Start of Input
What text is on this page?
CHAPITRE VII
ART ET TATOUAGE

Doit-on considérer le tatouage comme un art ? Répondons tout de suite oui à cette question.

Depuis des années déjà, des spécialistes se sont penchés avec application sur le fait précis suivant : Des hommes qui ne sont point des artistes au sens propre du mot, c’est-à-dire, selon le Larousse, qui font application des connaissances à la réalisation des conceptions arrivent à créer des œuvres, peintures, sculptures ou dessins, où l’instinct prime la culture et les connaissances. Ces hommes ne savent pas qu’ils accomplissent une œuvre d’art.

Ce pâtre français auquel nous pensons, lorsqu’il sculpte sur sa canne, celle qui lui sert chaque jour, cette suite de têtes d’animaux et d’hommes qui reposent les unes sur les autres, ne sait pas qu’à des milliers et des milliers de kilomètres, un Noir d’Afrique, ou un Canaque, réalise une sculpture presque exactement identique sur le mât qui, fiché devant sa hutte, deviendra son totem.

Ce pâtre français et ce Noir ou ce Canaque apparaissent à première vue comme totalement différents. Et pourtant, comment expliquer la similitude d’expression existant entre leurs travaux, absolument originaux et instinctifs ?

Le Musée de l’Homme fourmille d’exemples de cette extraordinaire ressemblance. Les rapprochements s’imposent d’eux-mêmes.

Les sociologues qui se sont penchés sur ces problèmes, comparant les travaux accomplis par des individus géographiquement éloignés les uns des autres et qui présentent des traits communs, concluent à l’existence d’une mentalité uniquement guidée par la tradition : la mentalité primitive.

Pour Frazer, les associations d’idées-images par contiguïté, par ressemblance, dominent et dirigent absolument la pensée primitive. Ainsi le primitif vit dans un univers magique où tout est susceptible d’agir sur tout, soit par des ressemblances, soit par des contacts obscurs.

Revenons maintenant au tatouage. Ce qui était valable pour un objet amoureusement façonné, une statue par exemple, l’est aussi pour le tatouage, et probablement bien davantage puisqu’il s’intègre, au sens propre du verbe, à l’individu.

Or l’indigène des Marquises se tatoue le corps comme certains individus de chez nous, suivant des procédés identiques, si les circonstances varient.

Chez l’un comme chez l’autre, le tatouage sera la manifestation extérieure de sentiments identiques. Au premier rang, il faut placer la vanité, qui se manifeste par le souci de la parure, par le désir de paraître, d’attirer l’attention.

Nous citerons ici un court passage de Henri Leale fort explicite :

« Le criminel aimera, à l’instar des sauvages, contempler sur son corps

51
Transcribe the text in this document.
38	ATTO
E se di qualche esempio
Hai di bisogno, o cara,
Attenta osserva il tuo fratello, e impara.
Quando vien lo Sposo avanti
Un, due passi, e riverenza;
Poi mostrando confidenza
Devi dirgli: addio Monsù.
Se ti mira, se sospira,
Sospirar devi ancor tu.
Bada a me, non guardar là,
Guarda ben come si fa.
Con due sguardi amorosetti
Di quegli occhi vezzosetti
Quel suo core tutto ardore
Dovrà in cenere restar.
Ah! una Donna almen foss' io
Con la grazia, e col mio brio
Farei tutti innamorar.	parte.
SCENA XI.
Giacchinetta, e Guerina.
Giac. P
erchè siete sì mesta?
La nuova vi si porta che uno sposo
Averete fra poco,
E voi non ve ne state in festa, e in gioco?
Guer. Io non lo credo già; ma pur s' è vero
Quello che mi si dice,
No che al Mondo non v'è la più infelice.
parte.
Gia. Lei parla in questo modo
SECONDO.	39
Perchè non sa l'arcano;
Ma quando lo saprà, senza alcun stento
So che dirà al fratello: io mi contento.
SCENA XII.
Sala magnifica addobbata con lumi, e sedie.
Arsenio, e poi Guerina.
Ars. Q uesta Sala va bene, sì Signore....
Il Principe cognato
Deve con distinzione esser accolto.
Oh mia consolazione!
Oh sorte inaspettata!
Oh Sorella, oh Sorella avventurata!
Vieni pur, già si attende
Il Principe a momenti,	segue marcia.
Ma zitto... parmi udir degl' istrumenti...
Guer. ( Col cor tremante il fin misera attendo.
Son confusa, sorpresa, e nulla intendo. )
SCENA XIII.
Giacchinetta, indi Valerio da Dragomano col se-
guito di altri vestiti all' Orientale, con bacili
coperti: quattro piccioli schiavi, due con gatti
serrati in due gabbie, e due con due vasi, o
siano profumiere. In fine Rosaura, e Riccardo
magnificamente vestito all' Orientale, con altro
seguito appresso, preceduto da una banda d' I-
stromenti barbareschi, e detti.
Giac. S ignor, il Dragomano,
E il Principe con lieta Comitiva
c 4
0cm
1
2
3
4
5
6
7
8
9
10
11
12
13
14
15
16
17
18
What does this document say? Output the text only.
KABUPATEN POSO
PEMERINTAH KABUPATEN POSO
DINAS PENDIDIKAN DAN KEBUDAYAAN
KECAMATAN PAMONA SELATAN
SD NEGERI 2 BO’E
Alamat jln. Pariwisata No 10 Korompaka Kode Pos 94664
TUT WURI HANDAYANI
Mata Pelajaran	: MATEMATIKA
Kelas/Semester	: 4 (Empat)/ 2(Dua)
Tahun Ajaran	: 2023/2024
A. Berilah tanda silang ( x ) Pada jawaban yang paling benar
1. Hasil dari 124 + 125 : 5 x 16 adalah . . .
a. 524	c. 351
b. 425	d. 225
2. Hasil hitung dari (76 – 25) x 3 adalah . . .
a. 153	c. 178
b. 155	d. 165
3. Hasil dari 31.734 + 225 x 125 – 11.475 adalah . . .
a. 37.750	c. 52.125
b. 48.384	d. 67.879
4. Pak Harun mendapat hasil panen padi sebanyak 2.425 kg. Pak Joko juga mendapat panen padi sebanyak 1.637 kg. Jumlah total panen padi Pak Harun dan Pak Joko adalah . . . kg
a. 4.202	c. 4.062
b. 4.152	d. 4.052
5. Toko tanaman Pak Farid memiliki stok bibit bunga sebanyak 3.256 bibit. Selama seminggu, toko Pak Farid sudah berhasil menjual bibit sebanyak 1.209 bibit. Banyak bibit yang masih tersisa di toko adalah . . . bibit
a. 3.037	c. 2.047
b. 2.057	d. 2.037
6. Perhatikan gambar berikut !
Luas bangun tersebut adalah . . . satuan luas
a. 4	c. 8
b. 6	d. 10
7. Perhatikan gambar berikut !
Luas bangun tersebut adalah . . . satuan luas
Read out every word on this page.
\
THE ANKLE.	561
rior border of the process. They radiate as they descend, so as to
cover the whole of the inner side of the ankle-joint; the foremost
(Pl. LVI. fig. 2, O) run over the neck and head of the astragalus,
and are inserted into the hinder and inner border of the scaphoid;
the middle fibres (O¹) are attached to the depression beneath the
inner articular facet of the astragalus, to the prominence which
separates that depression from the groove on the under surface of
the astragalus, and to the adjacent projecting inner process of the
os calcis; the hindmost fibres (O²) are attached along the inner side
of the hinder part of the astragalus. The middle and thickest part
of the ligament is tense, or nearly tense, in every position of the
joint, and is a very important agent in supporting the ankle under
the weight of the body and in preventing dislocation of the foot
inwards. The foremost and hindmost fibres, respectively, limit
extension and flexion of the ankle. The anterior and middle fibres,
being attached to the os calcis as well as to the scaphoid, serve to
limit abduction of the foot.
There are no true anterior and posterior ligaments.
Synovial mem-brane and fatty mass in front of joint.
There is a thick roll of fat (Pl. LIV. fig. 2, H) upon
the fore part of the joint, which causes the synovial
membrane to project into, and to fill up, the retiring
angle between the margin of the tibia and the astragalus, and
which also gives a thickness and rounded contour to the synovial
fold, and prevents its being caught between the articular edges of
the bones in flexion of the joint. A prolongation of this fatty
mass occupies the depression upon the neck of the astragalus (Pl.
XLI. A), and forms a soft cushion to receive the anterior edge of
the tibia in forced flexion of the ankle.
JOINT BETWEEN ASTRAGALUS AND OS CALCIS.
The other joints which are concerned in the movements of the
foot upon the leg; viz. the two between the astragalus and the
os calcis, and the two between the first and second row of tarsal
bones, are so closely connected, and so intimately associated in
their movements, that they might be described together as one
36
End of Input
## Requirement
Only those lines running from the one containing "Read out every word on this page." through the last line of the data above are to be copied, exactly, with both ends included.

## Exercise answer
Read out every word on this page.
\
THE ANKLE.	561
rior border of the process. They radiate as they descend, so as to
cover the whole of the inner side of the ankle-joint; the foremost
(Pl. LVI. fig. 2, O) run over the neck and head of the astragalus,
and are inserted into the hinder and inner border of the scaphoid;
the middle fibres (O¹) are attached to the depression beneath the
inner articular facet of the astragalus, to the prominence which
separates that depression from the groove on the under surface of
the astragalus, and to the adjacent projecting inner process of the
os calcis; the hindmost fibres (O²) are attached along the inner side
of the hinder part of the astragalus. The middle and thickest part
of the ligament is tense, or nearly tense, in every position of the
joint, and is a very important agent in supporting the ankle under
the weight of the body and in preventing dislocation of the foot
inwards. The foremost and hindmost fibres, respectively, limit
extension and flexion of the ankle. The anterior and middle fibres,
being attached to the os calcis as well as to the scaphoid, serve to
limit abduction of the foot.
There are no true anterior and posterior ligaments.
Synovial mem-brane and fatty mass in front of joint.
There is a thick roll of fat (Pl. LIV. fig. 2, H) upon
the fore part of the joint, which causes the synovial
membrane to project into, and to fill up, the retiring
angle between the margin of the tibia and the astragalus, and
which also gives a thickness and rounded contour to the synovial
fold, and prevents its being caught between the articular edges of
the bones in flexion of the joint. A prolongation of this fatty
mass occupies the depression upon the neck of the astragalus (Pl.
XLI. A), and forms a soft cushion to receive the anterior edge of
the tibia in forced flexion of the ankle.
JOINT BETWEEN ASTRAGALUS AND OS CALCIS.
The other joints which are concerned in the movements of the
foot upon the leg; viz. the two between the astragalus and the
os calcis, and the two between the first and second row of tarsal
bones, are so closely connected, and so intimately associated in
their movements, that they might be described together as one
36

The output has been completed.